Extracted data entries
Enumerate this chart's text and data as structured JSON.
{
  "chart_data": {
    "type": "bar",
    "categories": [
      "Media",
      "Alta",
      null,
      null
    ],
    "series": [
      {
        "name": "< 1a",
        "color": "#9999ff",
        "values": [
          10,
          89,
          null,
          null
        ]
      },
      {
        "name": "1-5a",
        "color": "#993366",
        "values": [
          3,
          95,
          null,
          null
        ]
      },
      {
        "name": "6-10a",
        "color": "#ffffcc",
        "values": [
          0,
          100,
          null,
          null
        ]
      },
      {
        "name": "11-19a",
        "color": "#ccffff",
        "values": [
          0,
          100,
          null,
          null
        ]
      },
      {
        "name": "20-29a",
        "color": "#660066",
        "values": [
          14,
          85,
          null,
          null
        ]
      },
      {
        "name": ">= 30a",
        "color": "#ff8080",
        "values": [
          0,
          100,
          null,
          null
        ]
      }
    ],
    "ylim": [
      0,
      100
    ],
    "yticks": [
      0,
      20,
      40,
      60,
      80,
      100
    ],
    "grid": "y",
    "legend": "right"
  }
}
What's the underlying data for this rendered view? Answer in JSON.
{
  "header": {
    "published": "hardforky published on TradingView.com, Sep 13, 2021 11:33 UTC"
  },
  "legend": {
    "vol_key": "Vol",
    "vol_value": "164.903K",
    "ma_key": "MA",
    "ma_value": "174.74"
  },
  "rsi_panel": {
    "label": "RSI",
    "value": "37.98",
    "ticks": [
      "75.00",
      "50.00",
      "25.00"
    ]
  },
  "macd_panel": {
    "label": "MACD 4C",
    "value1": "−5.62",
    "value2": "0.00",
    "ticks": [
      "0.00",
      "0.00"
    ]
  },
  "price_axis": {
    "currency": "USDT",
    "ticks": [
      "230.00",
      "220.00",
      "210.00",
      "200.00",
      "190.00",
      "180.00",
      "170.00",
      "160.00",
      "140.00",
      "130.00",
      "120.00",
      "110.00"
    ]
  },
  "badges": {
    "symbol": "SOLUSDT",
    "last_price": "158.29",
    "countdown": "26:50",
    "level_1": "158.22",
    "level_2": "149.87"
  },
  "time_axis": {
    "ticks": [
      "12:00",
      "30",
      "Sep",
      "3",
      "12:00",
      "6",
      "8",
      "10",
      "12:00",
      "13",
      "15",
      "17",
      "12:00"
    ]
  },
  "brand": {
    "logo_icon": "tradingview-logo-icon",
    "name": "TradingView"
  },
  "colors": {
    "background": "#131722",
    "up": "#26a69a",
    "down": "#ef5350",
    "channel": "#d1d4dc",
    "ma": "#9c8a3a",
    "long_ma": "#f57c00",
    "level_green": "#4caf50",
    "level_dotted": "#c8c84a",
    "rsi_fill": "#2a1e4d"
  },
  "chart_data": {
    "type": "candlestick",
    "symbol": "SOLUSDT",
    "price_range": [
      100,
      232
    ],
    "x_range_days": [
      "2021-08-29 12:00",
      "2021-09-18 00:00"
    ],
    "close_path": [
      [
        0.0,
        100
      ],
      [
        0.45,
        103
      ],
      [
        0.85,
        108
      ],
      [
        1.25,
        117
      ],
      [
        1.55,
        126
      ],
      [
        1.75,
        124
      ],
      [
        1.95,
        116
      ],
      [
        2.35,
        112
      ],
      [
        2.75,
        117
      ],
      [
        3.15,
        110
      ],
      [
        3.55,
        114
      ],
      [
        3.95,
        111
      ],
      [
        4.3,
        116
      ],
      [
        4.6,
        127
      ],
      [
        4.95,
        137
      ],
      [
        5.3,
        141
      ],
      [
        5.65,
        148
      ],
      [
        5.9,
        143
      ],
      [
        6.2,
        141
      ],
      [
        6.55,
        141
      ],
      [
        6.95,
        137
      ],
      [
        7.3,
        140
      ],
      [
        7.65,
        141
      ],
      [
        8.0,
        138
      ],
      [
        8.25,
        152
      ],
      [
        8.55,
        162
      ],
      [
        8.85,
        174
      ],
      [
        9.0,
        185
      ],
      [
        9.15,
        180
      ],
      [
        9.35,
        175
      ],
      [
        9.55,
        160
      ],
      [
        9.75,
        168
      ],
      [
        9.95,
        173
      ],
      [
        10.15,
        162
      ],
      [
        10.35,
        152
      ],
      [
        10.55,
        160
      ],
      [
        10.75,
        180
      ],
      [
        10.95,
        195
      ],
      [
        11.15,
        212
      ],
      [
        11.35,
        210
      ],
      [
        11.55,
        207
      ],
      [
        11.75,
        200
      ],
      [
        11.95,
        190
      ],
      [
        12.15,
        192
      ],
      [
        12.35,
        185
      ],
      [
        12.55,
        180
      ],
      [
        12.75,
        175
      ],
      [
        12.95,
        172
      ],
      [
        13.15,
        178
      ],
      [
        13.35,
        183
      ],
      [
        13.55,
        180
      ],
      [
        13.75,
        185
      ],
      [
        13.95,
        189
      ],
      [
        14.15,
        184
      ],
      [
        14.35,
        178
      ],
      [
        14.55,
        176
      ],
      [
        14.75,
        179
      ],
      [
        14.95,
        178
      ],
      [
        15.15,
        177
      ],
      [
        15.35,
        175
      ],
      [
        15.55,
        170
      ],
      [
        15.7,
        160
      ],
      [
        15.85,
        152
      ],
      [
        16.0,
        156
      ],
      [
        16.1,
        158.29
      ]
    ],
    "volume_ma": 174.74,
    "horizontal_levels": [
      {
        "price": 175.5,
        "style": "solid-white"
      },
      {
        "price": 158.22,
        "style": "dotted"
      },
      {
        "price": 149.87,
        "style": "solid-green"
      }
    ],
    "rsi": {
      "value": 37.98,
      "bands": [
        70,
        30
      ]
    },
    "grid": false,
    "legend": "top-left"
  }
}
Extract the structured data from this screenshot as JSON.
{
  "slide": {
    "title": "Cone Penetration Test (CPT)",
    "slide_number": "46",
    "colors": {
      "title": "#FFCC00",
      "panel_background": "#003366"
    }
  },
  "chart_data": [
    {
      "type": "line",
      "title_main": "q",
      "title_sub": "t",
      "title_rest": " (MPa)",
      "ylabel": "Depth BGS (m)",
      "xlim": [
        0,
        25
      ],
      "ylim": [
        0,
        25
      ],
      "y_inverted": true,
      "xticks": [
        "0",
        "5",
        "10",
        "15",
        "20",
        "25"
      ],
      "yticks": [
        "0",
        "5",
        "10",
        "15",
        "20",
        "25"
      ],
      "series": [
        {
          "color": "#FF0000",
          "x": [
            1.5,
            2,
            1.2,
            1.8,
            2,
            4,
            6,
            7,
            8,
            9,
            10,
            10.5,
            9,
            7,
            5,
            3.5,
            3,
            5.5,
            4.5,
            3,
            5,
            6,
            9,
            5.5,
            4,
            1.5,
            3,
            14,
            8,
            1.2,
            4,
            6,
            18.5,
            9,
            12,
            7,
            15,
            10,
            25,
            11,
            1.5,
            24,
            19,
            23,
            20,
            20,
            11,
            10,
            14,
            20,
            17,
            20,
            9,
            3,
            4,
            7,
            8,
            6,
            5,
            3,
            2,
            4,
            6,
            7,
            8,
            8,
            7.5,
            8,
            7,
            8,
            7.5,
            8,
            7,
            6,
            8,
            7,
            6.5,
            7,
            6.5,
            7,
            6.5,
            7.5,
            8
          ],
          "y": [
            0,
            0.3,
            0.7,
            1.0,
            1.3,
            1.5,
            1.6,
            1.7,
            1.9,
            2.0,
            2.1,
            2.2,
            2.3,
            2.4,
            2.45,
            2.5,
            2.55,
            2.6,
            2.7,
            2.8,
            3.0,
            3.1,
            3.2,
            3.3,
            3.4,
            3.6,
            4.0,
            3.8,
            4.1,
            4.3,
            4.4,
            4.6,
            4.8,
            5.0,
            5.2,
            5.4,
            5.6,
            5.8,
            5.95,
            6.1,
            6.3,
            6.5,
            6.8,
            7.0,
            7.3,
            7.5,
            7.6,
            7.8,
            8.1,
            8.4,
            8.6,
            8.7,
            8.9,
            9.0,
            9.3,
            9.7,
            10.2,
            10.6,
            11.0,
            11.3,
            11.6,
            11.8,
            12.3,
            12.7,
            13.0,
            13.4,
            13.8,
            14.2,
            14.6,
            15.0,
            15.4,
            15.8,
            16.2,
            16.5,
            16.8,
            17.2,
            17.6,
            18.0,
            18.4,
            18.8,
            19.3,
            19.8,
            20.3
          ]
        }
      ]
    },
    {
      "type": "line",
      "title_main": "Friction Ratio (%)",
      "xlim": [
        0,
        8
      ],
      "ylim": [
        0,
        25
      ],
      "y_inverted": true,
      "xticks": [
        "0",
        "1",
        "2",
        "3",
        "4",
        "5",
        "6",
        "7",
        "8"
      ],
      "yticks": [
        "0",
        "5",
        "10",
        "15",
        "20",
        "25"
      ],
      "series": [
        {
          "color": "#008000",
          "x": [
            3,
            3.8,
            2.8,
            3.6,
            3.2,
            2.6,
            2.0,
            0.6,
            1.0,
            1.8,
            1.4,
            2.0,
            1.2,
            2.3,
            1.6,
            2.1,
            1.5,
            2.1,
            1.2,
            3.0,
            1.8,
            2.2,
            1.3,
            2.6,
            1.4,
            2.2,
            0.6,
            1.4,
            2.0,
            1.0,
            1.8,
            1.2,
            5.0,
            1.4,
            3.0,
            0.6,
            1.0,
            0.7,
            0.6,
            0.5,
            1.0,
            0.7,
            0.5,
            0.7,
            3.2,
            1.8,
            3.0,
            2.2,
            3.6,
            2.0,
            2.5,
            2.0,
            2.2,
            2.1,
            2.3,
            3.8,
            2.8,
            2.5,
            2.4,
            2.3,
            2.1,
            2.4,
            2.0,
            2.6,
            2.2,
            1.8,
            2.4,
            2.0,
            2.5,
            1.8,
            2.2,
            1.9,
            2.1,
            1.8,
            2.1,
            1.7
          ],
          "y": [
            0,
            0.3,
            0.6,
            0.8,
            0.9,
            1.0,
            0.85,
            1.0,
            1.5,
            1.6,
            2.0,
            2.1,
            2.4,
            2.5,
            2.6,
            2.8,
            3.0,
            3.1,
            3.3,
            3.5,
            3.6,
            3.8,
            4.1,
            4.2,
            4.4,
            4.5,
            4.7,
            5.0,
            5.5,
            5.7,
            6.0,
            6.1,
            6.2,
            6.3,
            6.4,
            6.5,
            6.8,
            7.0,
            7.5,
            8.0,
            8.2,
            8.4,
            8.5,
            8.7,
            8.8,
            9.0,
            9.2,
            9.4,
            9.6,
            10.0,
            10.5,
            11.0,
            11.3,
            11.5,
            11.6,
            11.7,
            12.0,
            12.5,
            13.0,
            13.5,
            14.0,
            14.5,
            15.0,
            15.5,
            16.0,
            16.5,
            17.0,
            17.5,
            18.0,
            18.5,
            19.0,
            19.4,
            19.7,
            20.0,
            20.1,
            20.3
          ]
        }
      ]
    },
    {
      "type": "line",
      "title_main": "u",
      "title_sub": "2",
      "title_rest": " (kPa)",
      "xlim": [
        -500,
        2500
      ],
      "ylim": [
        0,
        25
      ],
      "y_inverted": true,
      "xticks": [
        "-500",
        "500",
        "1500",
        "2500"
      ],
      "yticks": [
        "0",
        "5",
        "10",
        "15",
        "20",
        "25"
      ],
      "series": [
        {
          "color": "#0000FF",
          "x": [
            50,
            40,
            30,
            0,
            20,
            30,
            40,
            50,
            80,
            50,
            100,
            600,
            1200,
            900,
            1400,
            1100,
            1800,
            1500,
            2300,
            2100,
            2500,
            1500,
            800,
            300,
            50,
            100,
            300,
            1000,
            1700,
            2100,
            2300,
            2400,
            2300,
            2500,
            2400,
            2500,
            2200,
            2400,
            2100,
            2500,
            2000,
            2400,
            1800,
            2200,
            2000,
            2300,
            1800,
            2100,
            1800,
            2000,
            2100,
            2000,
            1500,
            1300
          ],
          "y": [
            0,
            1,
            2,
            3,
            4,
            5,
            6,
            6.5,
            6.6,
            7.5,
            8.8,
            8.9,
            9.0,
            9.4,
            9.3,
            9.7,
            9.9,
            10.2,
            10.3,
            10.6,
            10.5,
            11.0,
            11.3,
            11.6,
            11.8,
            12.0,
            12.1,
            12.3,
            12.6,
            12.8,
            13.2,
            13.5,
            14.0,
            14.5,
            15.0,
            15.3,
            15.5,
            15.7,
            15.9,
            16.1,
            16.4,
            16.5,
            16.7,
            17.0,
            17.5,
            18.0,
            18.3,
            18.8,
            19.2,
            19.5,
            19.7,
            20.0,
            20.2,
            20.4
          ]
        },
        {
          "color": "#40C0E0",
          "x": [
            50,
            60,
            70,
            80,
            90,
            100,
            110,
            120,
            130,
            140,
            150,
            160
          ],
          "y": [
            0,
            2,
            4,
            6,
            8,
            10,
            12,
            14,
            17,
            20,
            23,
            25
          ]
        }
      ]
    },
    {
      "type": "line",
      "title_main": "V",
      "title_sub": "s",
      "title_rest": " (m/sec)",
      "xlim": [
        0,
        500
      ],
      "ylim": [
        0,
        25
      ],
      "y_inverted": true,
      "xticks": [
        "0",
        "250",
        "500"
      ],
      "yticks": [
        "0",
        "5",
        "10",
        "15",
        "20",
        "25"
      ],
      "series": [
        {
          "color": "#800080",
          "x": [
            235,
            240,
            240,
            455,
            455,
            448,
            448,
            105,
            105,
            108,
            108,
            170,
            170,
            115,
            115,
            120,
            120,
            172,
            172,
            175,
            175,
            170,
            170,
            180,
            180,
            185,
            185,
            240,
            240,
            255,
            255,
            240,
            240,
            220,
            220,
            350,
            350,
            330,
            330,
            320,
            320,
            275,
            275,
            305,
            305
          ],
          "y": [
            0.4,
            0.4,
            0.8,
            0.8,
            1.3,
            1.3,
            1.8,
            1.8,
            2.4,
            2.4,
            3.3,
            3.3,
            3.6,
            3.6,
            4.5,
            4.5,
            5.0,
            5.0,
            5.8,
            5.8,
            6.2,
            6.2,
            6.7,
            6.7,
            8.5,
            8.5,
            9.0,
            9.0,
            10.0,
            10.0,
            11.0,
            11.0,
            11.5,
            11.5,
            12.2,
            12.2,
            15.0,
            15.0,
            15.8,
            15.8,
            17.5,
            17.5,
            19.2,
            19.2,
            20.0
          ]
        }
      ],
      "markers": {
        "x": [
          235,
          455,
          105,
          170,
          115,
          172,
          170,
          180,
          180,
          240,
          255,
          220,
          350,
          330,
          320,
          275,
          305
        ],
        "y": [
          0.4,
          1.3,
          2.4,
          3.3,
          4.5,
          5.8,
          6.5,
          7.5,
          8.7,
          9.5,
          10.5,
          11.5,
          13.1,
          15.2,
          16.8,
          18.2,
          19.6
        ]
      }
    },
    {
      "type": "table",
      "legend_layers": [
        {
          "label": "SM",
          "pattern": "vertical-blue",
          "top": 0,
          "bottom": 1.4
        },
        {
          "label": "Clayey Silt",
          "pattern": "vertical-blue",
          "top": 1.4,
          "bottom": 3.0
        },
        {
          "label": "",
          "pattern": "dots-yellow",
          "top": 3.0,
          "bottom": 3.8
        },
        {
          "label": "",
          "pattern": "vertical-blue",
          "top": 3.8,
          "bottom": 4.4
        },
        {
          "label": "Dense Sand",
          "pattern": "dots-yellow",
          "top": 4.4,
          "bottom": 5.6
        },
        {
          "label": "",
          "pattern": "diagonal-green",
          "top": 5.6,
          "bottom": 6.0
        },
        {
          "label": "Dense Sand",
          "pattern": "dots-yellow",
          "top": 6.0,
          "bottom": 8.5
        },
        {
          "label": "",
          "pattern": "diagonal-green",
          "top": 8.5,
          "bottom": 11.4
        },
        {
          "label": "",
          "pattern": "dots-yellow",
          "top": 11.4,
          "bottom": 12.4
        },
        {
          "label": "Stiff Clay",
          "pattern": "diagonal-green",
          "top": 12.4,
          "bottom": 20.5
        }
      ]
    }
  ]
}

§ Required work: Identify and copy all lines with the word "style".

§ Worked answer:
        "style": "solid-white"
        "style": "dotted"
        "style": "solid-green"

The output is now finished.